(Dataset entries)
┌──

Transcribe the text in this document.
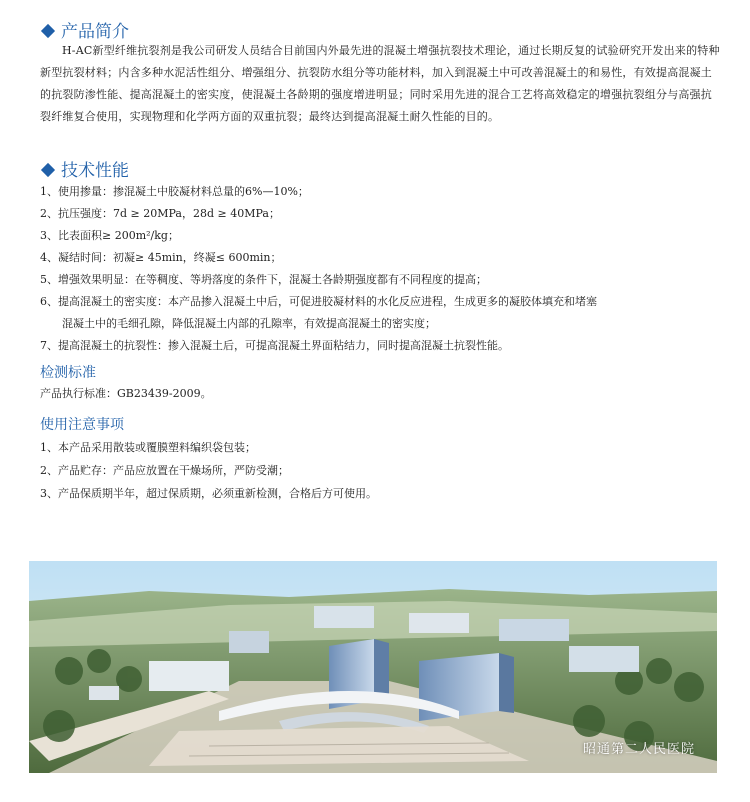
产品简介
H-AC新型纤维抗裂剂是我公司研发人员结合目前国内外最先进的混凝土增强抗裂技术理论，通过长期反复的试验研究开发出来的特种新型抗裂材料；内含多种水泥活性组分、增强组分、抗裂防水组分等功能材料，加入到混凝土中可改善混凝土的和易性，有效提高混凝土的抗裂防渗性能、提高混凝土的密实度，使混凝土各龄期的强度增进明显；同时采用先进的混合工艺将高效稳定的增强抗裂组分与高强抗裂纤维复合使用，实现物理和化学两方面的双重抗裂；最终达到提高混凝土耐久性能的目的。
技术性能
1、使用掺量：掺混凝土中胶凝材料总量的6%—10%；
2、抗压强度：7d ≥ 20MPa，28d ≥ 40MPa；
3、比表面积≥ 200m²/kg；
4、凝结时间：初凝≥ 45min，终凝≤ 600min；
5、增强效果明显：在等稠度、等坍落度的条件下，混凝土各龄期强度都有不同程度的提高；
6、提高混凝土的密实度：本产品掺入混凝土中后，可促进胶凝材料的水化反应进程，生成更多的凝胶体填充和堵塞
混凝土中的毛细孔隙，降低混凝土内部的孔隙率，有效提高混凝土的密实度；
7、提高混凝土的抗裂性：掺入混凝土后，可提高混凝土界面粘结力，同时提高混凝土抗裂性能。
检测标准
产品执行标准：GB23439-2009。
使用注意事项
1、本产品采用散装或覆膜塑料编织袋包装；
2、产品贮存：产品应放置在干燥场所，严防受潮；
3、产品保质期半年，超过保质期，必须重新检测，合格后方可使用。
昭通第二人民医院
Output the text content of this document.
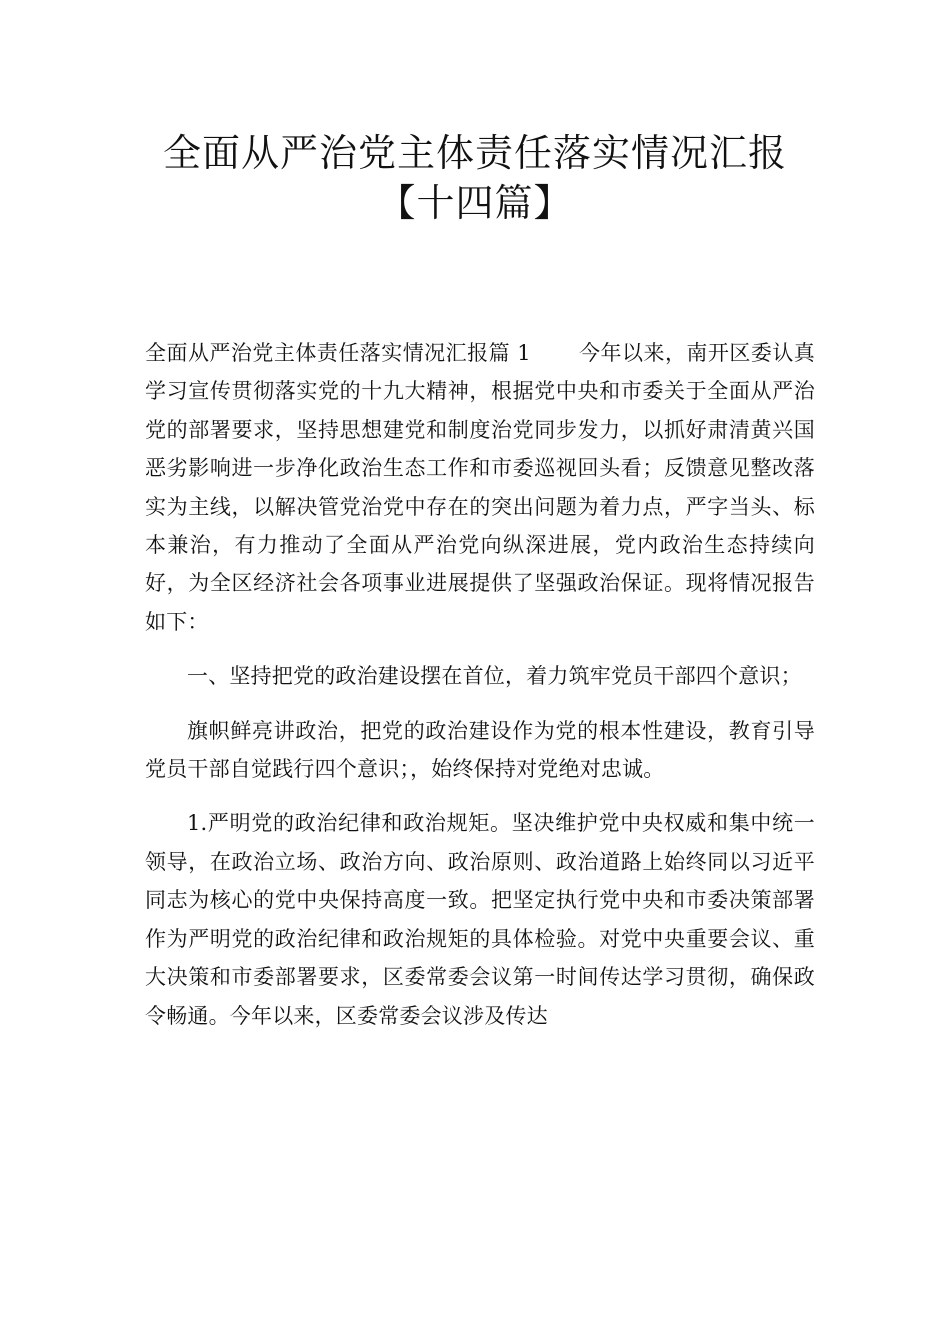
全面从严治党主体责任落实情况汇报
【十四篇】

全面从严治党主体责任落实情况汇报篇 1 今年以来，南开区委认真学习宣传贯彻落实党的十九大精神，根据党中央和市委关于全面从严治党的部署要求，坚持思想建党和制度治党同步发力，以抓好肃清黄兴国恶劣影响进一步净化政治生态工作和市委巡视回头看；反馈意见整改落实为主线，以解决管党治党中存在的突出问题为着力点，严字当头、标本兼治，有力推动了全面从严治党向纵深进展，党内政治生态持续向好，为全区经济社会各项事业进展提供了坚强政治保证。现将情况报告如下：

一、坚持把党的政治建设摆在首位，着力筑牢党员干部四个意识；

旗帜鲜亮讲政治，把党的政治建设作为党的根本性建设，教育引导党员干部自觉践行四个意识；，始终保持对党绝对忠诚。

1.严明党的政治纪律和政治规矩。坚决维护党中央权威和集中统一领导，在政治立场、政治方向、政治原则、政治道路上始终同以习近平同志为核心的党中央保持高度一致。把坚定执行党中央和市委决策部署作为严明党的政治纪律和政治规矩的具体检验。对党中央重要会议、重大决策和市委部署要求，区委常委会议第一时间传达学习贯彻，确保政令畅通。今年以来，区委常委会议涉及传达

└──

● **Exercise task**:
Using the records above, copy every line that has the word "this" in it.

● **Answer below**:
Transcribe the text in this document.
Output the text content of this document.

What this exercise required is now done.